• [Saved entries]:
»»
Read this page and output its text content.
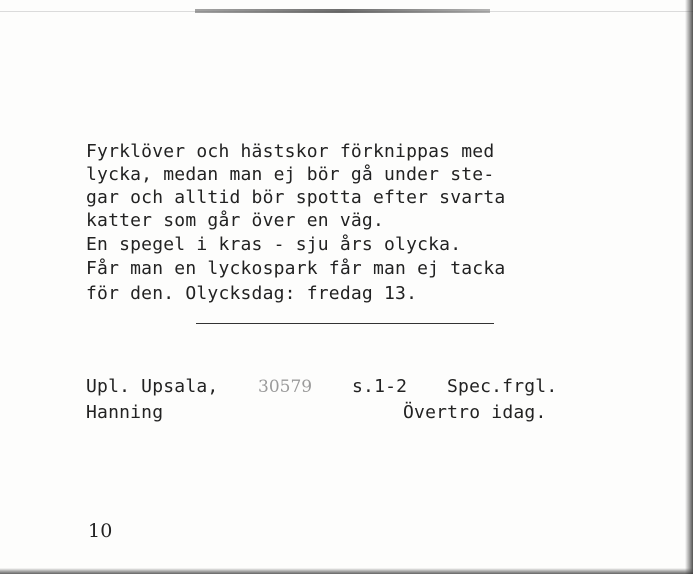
Fyrklöver och hästskor förknippas med

lycka, medan man ej bör gå under ste-

gar och alltid bör spotta efter svarta

katter som går över en väg.

En spegel i kras - sju års olycka.

Får man en lyckospark får man ej tacka

för den. Olycksdag: fredag 13.

Upl. Upsala, 30579 s.1-2 Spec.frgl.
Hanning	Övertro idag.
10
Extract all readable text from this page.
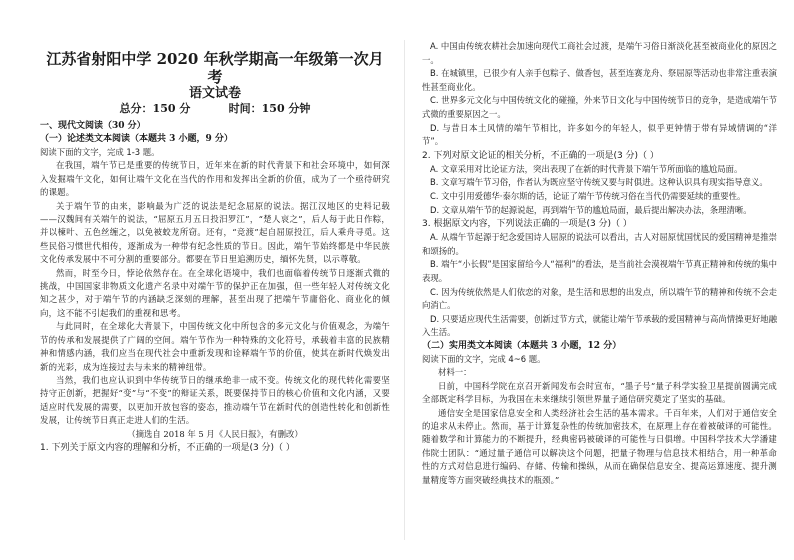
江苏省射阳中学 2020 年秋学期高一年级第一次月考
语文试卷
总分：150 分          时间：150 分钟
一、现代文阅读（30 分）
（一）论述类文本阅读（本题共 3 小题，9 分）
阅读下面的文字，完成 1-3 题。

在我国，端午节已是重要的传统节日，近年来在新的时代背景下和社会环境中，如何深入发掘端午文化，如何让端午文化在当代的作用和发挥出全新的价值，成为了一个亟待研究的课题。

关于端午节的由来，影响最为广泛的说法是纪念屈原的说法。据江汉地区的史料记载——汉魏间有关端午的说法，“屈原五月五日投汨罗江”，“楚人哀之”，后人每于此日作粽，并以楝叶、五色丝缠之，以免被蛟龙所窃。还有，“竞渡”起自屈原投江，后人乘舟寻觅。这些民俗习惯世代相传，逐渐成为一种带有纪念性质的节日。因此，端午节始终都是中华民族文化传承发展中不可分割的重要部分。都要在节日里追溯历史，缅怀先贤，以示尊敬。

然而，时至今日，悖论依然存在。在全球化语境中，我们也面临着传统节日逐渐式微的挑战，中国国家非物质文化遗产名录中对端午节的保护正在加强，但一些年轻人对传统文化知之甚少，对于端午节的内涵缺乏深刻的理解，甚至出现了把端午节庸俗化、商业化的倾向，这不能不引起我们的重视和思考。

与此同时，在全球化大背景下，中国传统文化中所包含的多元文化与价值观念，为端午节的传承和发展提供了广阔的空间。端午节作为一种特殊的文化符号，承载着丰富的民族精神和情感内涵，我们应当在现代社会中重新发现和诠释端午节的价值，使其在新时代焕发出新的光彩，成为连接过去与未来的精神纽带。

当然，我们也应认识到中华传统节日的继承绝非一成不变。传统文化的现代转化需要坚持守正创新，把握好“变”与“不变”的辩证关系，既要保持节日的核心价值和文化内涵，又要适应时代发展的需要，以更加开放包容的姿态，推动端午节在新时代的创造性转化和创新性发展，让传统节日真正走进人们的生活。

（摘选自 2018 年 5 月《人民日报》，有删改）
1. 下列关于原文内容的理解和分析，不正确的一项是(3 分)（ ）

A. 中国由传统农耕社会加速向现代工商社会过渡，是端午习俗日渐淡化甚至被商业化的原因之一。

B. 在城镇里，已很少有人亲手包粽子、做香包，甚至连赛龙舟、祭屈原等活动也非常注重表演性甚至商业化。

C. 世界多元文化与中国传统文化的碰撞，外来节日文化与中国传统节日的竞争，是造成端午节式微的重要原因之一。

D. 与昔日本土风情的端午节相比，许多如今的年轻人，似乎更钟情于带有异域情调的“洋节”。

2. 下列对原文论证的相关分析，不正确的一项是(3 分)（ ）

A. 文章采用对比论证方法，突出表现了在新的时代背景下端午节所面临的尴尬局面。

B. 文章写端午节习俗，作者认为既应坚守传统又要与时俱进。这种认识具有现实指导意义。

C. 文中引用爱德华·泰尔斯的话，论证了端午节传统习俗在当代仍需要延续的重要性。

D. 文章从端午节的起源说起，再到端午节的尴尬局面，最后提出解决办法，条理清晰。

3. 根据原文内容，下列说法正确的一项是(3 分)（ ）

A. 从端午节起源于纪念爱国诗人屈原的说法可以看出，古人对屈原忧国忧民的爱国精神是推崇和颂扬的。

B. 端午“小长假”是国家留给今人“福利”的看法，是当前社会漠视端午节真正精神和传统的集中表现。

C. 因为传统依然是人们依恋的对象，是生活和思想的出发点，所以端午节的精神和传统不会走向消亡。

D. 只要适应现代生活需要，创新过节方式，就能让端午节承载的爱国精神与高尚情操更好地融入生活。

（二）实用类文本阅读（本题共 3 小题，12 分）
阅读下面的文字，完成 4~6 题。
材料一：

日前，中国科学院在京召开新闻发布会时宣布，“墨子号”量子科学实验卫星提前圆满完成全部既定科学目标，为我国在未来继续引领世界量子通信研究奠定了坚实的基础。

通信安全是国家信息安全和人类经济社会生活的基本需求。千百年来，人们对于通信安全的追求从未停止。然而，基于计算复杂性的传统加密技术，在原理上存在着被破译的可能性。随着数学和计算能力的不断提升，经典密码被破译的可能性与日俱增。中国科学技术大学潘建伟院士团队：“通过量子通信可以解决这个问题，把量子物理与信息技术相结合，用一种革命性的方式对信息进行编码、存储、传输和操纵，从而在确保信息安全、提高运算速度、提升测量精度等方面突破经典技术的瓶颈。”
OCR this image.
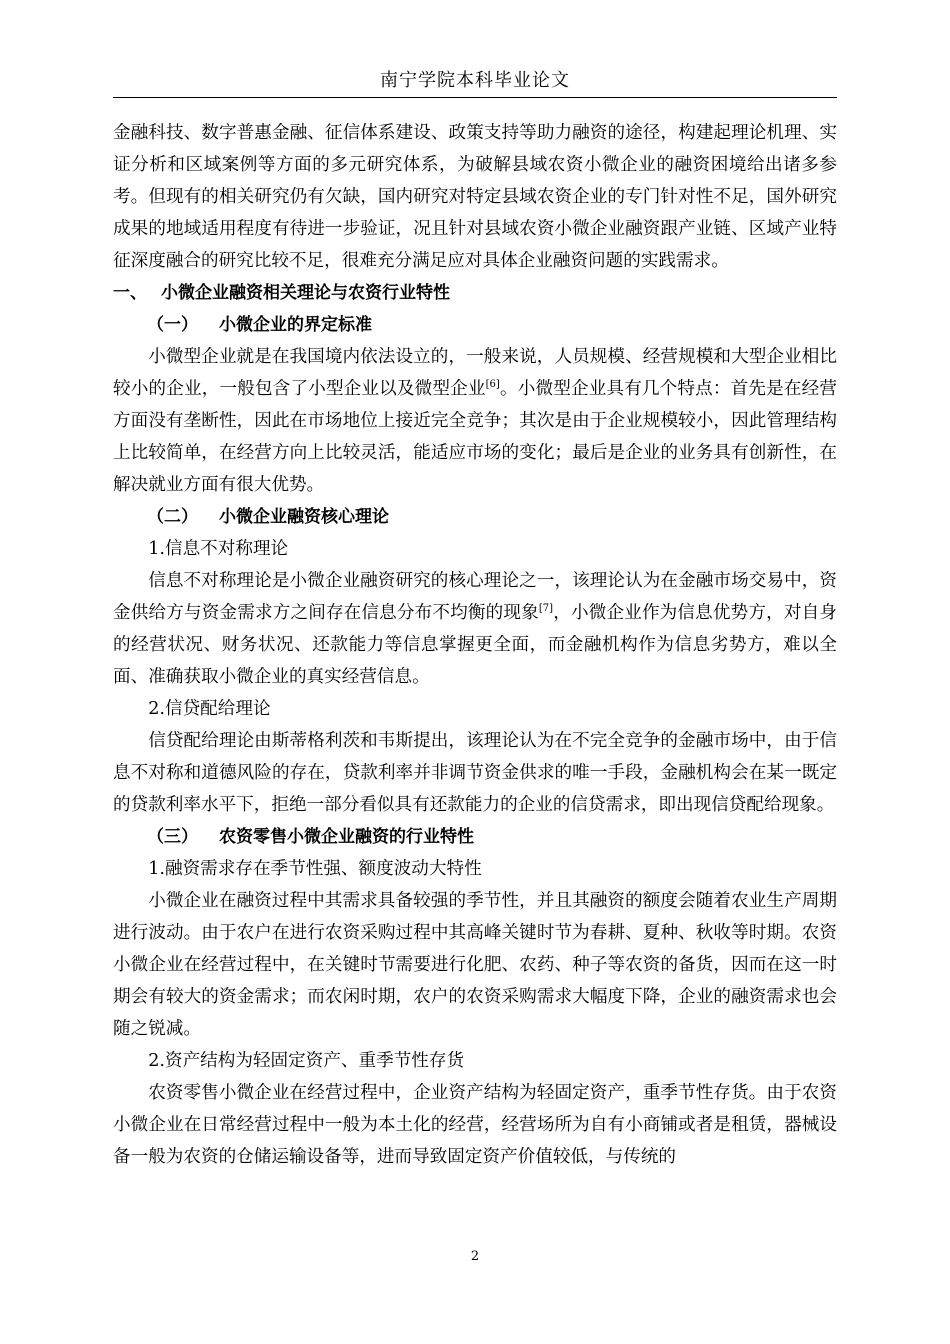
南宁学院本科毕业论文

金融科技、数字普惠金融、征信体系建设、政策支持等助力融资的途径，构建起理论机理、实证分析和区域案例等方面的多元研究体系，为破解县域农资小微企业的融资困境给出诸多参考。但现有的相关研究仍有欠缺，国内研究对特定县域农资企业的专门针对性不足，国外研究成果的地域适用程度有待进一步验证，况且针对县域农资小微企业融资跟产业链、区域产业特征深度融合的研究比较不足，很难充分满足应对具体企业融资问题的实践需求。

一、 小微企业融资相关理论与农资行业特性

（一） 小微企业的界定标准

小微型企业就是在我国境内依法设立的，一般来说，人员规模、经营规模和大型企业相比较小的企业，一般包含了小型企业以及微型企业[6]。小微型企业具有几个特点：首先是在经营方面没有垄断性，因此在市场地位上接近完全竞争；其次是由于企业规模较小，因此管理结构上比较简单，在经营方向上比较灵活，能适应市场的变化；最后是企业的业务具有创新性，在解决就业方面有很大优势。

（二） 小微企业融资核心理论

1.信息不对称理论

信息不对称理论是小微企业融资研究的核心理论之一，该理论认为在金融市场交易中，资金供给方与资金需求方之间存在信息分布不均衡的现象[7]，小微企业作为信息优势方，对自身的经营状况、财务状况、还款能力等信息掌握更全面，而金融机构作为信息劣势方，难以全面、准确获取小微企业的真实经营信息。

2.信贷配给理论

信贷配给理论由斯蒂格利茨和韦斯提出，该理论认为在不完全竞争的金融市场中，由于信息不对称和道德风险的存在，贷款利率并非调节资金供求的唯一手段，金融机构会在某一既定的贷款利率水平下，拒绝一部分看似具有还款能力的企业的信贷需求，即出现信贷配给现象。

（三） 农资零售小微企业融资的行业特性

1.融资需求存在季节性强、额度波动大特性

小微企业在融资过程中其需求具备较强的季节性，并且其融资的额度会随着农业生产周期进行波动。由于农户在进行农资采购过程中其高峰关键时节为春耕、夏种、秋收等时期。农资小微企业在经营过程中，在关键时节需要进行化肥、农药、种子等农资的备货，因而在这一时期会有较大的资金需求；而农闲时期，农户的农资采购需求大幅度下降，企业的融资需求也会随之锐减。

2.资产结构为轻固定资产、重季节性存货

农资零售小微企业在经营过程中，企业资产结构为轻固定资产，重季节性存货。由于农资小微企业在日常经营过程中一般为本土化的经营，经营场所为自有小商铺或者是租赁，器械设备一般为农资的仓储运输设备等，进而导致固定资产价值较低，与传统的

2
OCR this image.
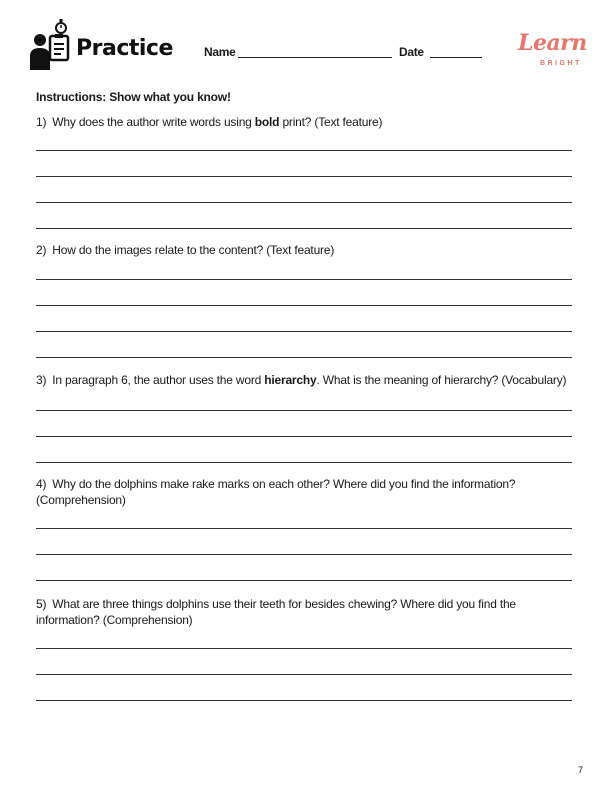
Practice	Name	Date	Learn
BRIGHT
Instructions: Show what you know!
1) Why does the author write words using bold print? (Text feature)
2) How do the images relate to the content? (Text feature)
3) In paragraph 6, the author uses the word hierarchy. What is the meaning of hierarchy? (Vocabulary)
4) Why do the dolphins make rake marks on each other? Where did you find the information? (Comprehension)
5) What are three things dolphins use their teeth for besides chewing? Where did you find the information? (Comprehension)
7
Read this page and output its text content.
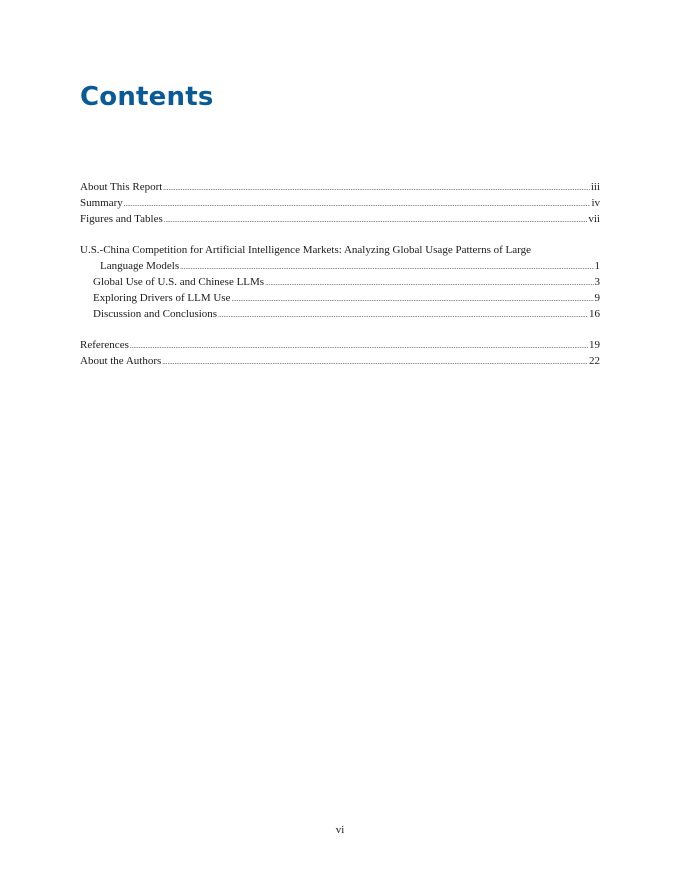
Contents
About This Report .....	iii
Summary .....	iv
Figures and Tables .....	vii
U.S.-China Competition for Artificial Intelligence Markets: Analyzing Global Usage Patterns of Large
Language Models .....	1
Global Use of U.S. and Chinese LLMs .....	3
Exploring Drivers of LLM Use .....	9
Discussion and Conclusions .....	16
References .....	19
About the Authors .....	22
vi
««
• [Request]: Go through the preceding material and copy each line that has the word "find".

• [Task result]:
4) Why do the dolphins make rake marks on each other? Where did you find the information? (Comprehension)
5) What are three things dolphins use their teeth for besides chewing? Where did you find the information? (Comprehension)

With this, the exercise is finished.